* begin DATA FOR PROCESSING *

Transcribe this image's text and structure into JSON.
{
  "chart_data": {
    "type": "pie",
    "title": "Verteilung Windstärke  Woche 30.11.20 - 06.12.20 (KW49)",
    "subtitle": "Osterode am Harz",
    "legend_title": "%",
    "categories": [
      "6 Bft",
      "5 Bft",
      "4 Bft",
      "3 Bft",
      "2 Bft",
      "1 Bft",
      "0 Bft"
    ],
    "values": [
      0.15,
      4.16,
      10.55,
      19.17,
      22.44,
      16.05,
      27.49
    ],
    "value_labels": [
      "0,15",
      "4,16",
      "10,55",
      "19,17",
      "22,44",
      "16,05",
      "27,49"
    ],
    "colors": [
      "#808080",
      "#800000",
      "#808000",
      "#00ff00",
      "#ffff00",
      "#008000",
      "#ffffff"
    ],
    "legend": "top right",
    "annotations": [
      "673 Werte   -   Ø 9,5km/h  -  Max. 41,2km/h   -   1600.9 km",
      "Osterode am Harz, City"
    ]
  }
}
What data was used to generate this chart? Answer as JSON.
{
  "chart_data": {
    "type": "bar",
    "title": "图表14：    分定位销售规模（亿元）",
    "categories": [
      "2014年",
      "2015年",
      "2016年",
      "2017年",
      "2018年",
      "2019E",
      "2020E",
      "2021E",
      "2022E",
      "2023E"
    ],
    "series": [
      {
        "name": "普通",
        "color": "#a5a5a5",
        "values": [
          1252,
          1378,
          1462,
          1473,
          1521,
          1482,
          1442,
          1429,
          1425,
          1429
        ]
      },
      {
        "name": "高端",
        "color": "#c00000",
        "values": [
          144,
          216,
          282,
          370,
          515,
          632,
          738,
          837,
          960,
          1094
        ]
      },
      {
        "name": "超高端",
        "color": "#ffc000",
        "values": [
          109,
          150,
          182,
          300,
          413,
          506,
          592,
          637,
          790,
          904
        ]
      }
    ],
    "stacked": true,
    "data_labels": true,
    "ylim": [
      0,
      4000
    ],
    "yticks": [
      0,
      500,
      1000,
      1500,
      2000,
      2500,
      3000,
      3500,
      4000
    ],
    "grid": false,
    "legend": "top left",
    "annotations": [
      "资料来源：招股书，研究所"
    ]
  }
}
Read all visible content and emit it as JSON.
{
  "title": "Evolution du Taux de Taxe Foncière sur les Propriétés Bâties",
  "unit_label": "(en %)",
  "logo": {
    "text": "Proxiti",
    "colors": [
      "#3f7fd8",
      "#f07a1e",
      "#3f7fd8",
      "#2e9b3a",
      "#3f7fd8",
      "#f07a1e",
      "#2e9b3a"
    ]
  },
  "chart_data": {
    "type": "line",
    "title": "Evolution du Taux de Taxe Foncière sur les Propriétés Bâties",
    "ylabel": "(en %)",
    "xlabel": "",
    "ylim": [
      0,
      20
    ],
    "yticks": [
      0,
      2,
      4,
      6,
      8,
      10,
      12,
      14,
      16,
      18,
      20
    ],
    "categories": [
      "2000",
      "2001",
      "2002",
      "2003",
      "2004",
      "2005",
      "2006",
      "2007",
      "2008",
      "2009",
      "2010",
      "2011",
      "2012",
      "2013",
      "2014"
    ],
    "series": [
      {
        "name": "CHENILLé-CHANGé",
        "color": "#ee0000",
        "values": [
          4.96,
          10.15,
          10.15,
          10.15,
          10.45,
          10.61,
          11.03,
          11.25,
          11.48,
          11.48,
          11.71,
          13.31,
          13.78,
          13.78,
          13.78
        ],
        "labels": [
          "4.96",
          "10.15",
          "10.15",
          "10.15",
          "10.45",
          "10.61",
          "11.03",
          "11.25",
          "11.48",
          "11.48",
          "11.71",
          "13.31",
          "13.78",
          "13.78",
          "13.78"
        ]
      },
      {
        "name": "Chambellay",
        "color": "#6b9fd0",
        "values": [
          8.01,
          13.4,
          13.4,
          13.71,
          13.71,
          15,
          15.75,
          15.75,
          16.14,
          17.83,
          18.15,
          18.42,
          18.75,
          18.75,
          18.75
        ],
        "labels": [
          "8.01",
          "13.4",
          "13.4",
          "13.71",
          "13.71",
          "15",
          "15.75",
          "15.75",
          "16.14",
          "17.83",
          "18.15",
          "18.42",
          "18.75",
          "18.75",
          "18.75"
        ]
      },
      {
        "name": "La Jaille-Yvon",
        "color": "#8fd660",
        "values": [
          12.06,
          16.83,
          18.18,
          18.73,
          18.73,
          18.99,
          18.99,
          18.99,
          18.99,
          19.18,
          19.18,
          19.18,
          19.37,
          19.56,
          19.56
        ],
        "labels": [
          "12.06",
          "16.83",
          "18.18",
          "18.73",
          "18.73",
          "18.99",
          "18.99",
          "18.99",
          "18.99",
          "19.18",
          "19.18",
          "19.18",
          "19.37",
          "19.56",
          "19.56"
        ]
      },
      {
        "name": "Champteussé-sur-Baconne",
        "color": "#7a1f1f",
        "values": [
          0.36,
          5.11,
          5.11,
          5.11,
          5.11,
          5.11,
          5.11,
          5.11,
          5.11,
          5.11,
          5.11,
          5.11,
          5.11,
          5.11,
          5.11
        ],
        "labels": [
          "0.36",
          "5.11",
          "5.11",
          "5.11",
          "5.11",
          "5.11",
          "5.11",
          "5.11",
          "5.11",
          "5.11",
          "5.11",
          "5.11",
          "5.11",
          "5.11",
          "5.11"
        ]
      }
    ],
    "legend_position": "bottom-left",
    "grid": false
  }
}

* end DATA FOR PROCESSING *
* begin DATA FOR PROCESSING *

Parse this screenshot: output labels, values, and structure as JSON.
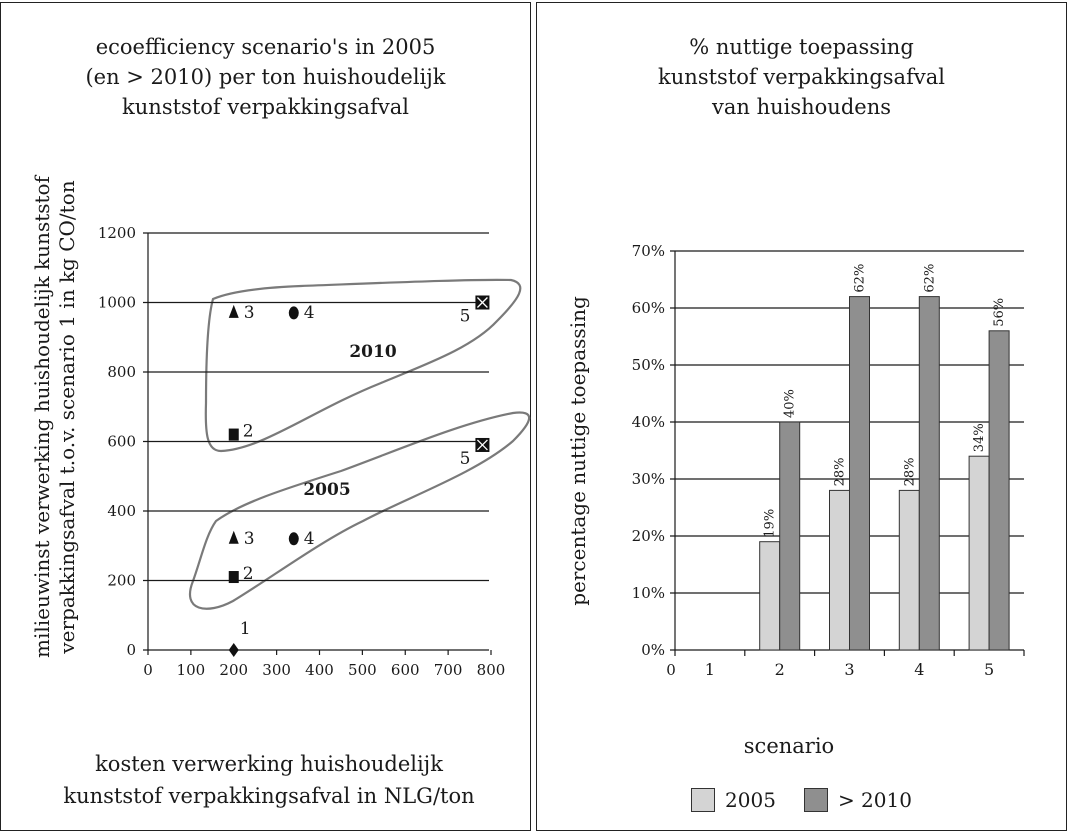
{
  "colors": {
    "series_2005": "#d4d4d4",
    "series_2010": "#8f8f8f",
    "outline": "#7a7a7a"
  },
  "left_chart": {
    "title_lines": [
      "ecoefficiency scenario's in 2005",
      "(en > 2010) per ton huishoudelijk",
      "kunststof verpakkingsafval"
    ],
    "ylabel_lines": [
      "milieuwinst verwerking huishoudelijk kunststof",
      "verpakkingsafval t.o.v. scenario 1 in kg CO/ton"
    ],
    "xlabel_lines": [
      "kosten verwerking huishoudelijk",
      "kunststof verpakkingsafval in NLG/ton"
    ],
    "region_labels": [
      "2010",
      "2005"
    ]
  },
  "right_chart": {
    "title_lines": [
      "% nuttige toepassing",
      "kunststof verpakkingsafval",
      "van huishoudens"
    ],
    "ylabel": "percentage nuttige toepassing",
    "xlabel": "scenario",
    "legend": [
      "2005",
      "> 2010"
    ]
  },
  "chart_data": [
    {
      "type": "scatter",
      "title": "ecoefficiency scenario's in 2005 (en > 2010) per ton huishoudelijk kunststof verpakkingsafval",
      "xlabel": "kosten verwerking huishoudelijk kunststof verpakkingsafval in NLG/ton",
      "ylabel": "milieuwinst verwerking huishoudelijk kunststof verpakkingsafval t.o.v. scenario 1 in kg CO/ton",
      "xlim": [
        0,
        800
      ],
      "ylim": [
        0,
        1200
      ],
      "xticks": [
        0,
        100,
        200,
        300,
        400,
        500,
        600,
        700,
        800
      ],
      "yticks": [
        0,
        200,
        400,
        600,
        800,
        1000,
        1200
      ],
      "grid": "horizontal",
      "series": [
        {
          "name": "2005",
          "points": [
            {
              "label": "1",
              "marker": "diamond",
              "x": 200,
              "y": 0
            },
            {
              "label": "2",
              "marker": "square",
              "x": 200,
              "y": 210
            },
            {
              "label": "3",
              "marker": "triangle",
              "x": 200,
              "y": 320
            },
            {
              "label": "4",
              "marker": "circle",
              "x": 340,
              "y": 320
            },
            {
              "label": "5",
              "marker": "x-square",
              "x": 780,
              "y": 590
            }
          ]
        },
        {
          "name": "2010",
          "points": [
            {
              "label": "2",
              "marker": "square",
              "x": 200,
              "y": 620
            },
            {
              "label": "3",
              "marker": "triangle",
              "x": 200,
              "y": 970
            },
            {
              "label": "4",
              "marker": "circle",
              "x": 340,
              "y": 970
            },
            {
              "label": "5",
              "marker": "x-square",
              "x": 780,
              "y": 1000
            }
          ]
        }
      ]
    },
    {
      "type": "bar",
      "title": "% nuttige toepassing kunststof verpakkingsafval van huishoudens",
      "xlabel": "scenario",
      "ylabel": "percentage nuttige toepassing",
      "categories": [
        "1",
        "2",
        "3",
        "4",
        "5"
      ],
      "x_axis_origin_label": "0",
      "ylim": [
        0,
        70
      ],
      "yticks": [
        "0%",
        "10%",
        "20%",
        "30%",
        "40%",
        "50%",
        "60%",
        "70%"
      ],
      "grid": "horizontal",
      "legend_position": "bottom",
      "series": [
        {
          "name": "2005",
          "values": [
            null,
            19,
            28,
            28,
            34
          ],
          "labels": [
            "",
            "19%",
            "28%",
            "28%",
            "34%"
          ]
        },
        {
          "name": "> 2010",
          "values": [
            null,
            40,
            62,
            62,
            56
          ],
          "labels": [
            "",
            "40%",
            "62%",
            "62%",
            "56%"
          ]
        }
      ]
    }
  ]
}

* end DATA FOR PROCESSING *

WHAT IS BEING ASKED:
Count the lines above that contain the word "Evolution". Give only the number.

WRITTEN SOLUTION:
2